SET PROBLEM →
Out of the lines below, please list those that hold the string "Николаевич".

* Start *

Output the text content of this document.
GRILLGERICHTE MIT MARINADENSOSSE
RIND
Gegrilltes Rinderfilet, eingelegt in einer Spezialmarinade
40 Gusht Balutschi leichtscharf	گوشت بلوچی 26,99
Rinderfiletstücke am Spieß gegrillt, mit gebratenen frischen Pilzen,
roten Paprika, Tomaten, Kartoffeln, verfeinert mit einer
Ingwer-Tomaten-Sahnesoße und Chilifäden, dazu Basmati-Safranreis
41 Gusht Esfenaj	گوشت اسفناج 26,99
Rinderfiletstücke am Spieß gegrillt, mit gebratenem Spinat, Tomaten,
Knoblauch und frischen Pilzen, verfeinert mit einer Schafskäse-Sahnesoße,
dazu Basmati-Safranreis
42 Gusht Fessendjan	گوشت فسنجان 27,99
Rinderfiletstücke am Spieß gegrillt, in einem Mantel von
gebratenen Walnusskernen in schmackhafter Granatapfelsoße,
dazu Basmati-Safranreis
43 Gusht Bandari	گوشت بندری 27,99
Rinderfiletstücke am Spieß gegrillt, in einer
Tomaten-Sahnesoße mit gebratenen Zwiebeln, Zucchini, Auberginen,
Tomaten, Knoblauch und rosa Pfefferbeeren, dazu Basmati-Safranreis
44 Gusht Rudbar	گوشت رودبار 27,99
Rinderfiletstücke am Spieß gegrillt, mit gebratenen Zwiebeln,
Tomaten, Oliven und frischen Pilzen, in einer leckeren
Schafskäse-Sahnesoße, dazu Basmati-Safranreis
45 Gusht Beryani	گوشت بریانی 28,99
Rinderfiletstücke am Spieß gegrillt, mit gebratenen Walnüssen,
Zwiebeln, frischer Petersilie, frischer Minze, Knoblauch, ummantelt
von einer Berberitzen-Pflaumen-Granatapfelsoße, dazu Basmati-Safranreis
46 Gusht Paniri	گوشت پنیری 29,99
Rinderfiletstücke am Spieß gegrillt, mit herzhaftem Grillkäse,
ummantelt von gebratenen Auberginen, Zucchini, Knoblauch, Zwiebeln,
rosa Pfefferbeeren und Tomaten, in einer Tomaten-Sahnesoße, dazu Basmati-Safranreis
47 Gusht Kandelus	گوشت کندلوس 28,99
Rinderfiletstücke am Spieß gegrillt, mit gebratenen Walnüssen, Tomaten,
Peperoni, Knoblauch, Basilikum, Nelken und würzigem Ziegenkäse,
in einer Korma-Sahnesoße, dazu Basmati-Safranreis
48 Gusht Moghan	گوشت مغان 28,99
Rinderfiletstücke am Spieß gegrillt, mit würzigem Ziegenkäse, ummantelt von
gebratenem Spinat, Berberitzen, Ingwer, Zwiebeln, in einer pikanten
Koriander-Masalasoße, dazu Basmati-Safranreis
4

* End *
* Start *

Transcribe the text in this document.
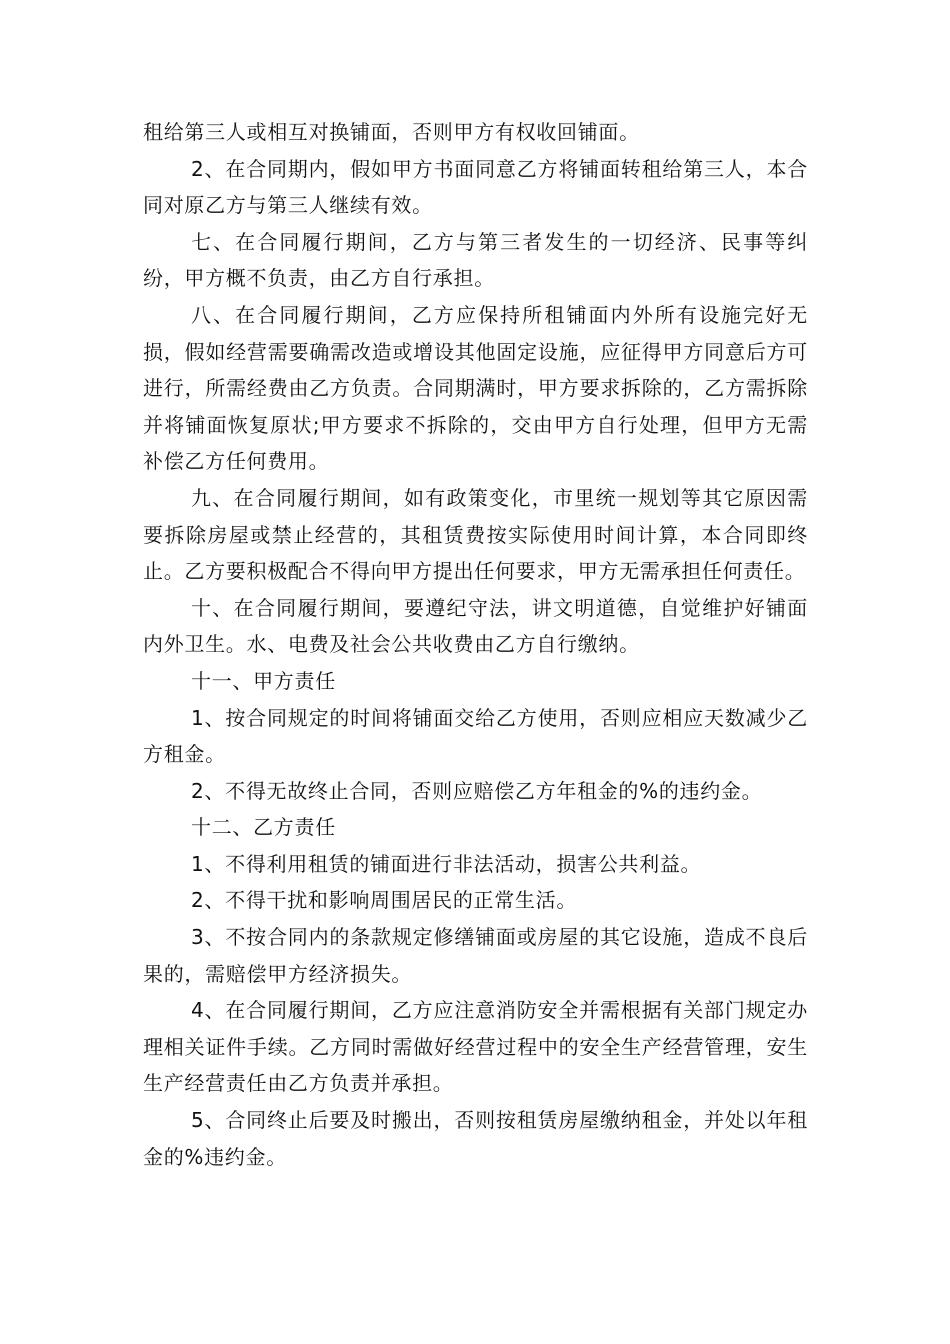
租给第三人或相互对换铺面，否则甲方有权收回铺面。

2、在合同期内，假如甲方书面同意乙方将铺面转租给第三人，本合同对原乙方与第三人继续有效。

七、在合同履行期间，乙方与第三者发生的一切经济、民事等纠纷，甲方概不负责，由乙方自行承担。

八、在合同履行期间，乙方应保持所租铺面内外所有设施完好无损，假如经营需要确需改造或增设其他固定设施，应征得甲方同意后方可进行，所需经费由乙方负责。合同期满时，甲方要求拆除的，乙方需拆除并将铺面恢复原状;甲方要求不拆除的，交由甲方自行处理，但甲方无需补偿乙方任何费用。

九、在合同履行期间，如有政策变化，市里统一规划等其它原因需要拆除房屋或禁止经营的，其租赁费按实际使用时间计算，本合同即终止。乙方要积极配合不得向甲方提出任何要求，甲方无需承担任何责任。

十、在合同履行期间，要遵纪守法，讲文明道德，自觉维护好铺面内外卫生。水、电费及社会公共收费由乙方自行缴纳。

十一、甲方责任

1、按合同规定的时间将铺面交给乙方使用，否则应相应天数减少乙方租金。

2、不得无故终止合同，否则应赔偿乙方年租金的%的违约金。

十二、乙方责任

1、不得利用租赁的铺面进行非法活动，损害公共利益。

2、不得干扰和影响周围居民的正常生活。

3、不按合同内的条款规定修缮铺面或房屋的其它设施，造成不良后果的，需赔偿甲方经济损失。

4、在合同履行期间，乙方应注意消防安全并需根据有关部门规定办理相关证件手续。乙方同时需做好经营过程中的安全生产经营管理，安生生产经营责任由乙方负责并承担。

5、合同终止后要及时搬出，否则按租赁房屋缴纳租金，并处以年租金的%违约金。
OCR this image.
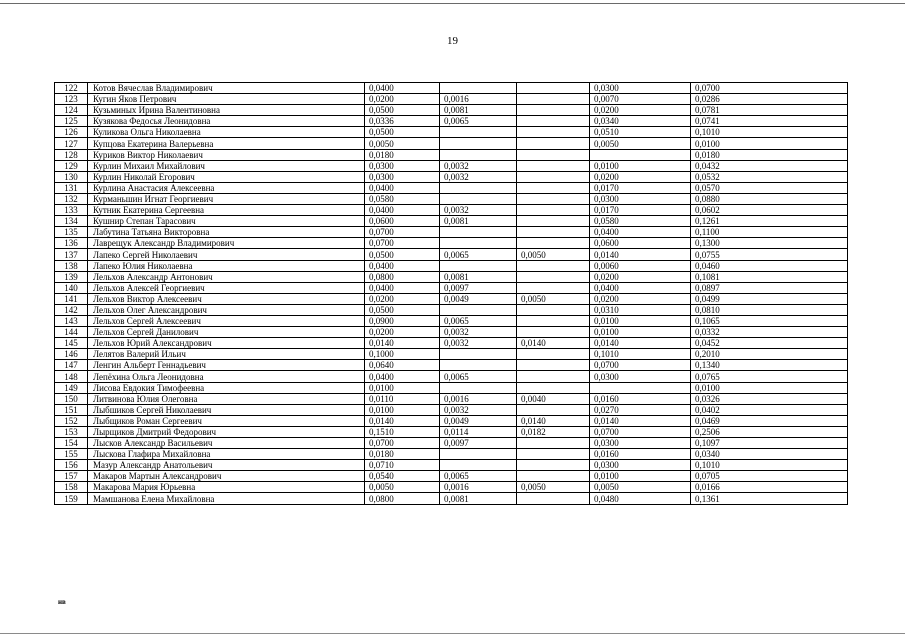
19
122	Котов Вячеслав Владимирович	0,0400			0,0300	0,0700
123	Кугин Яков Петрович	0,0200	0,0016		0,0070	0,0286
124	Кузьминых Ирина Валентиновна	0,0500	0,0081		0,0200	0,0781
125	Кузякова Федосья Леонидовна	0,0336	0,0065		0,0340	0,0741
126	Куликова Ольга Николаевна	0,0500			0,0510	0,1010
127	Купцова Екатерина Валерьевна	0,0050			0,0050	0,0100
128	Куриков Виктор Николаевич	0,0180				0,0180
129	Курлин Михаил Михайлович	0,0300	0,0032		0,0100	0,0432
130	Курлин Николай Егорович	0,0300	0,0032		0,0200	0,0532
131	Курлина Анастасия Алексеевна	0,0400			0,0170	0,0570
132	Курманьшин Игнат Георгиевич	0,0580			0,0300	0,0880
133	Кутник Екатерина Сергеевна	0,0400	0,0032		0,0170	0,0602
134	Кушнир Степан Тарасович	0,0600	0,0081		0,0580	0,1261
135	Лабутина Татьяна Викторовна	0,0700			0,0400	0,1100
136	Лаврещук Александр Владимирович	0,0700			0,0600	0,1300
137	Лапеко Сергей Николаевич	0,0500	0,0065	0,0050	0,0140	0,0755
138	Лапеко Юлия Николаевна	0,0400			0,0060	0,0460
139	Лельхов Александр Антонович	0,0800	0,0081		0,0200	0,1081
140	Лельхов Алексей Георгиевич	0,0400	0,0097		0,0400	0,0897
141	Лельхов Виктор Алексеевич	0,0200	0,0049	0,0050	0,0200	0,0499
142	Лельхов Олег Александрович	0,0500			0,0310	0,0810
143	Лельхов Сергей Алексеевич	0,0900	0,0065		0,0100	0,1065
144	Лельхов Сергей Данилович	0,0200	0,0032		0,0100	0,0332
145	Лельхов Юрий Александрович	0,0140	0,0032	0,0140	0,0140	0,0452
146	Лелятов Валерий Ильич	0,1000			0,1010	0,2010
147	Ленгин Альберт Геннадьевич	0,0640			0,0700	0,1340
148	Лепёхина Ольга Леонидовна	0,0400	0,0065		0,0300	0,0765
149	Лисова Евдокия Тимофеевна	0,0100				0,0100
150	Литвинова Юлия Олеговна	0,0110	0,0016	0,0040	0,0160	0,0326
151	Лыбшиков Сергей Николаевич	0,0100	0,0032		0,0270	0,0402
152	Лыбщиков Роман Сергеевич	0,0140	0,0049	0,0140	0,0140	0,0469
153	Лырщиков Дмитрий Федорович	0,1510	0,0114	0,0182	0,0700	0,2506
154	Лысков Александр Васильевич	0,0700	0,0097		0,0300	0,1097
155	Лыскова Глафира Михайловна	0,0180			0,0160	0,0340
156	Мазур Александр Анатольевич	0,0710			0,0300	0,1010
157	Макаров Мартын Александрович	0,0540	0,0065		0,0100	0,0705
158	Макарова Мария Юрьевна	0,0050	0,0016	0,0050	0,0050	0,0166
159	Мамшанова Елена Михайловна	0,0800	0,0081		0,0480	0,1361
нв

* End *

SOLUTION FOR THIS TASK →
128	Куриков Виктор Николаевич	0,0180				0,0180
137	Лапеко Сергей Николаевич	0,0500	0,0065	0,0050	0,0140	0,0755
151	Лыбшиков Сергей Николаевич	0,0100	0,0032		0,0270	0,0402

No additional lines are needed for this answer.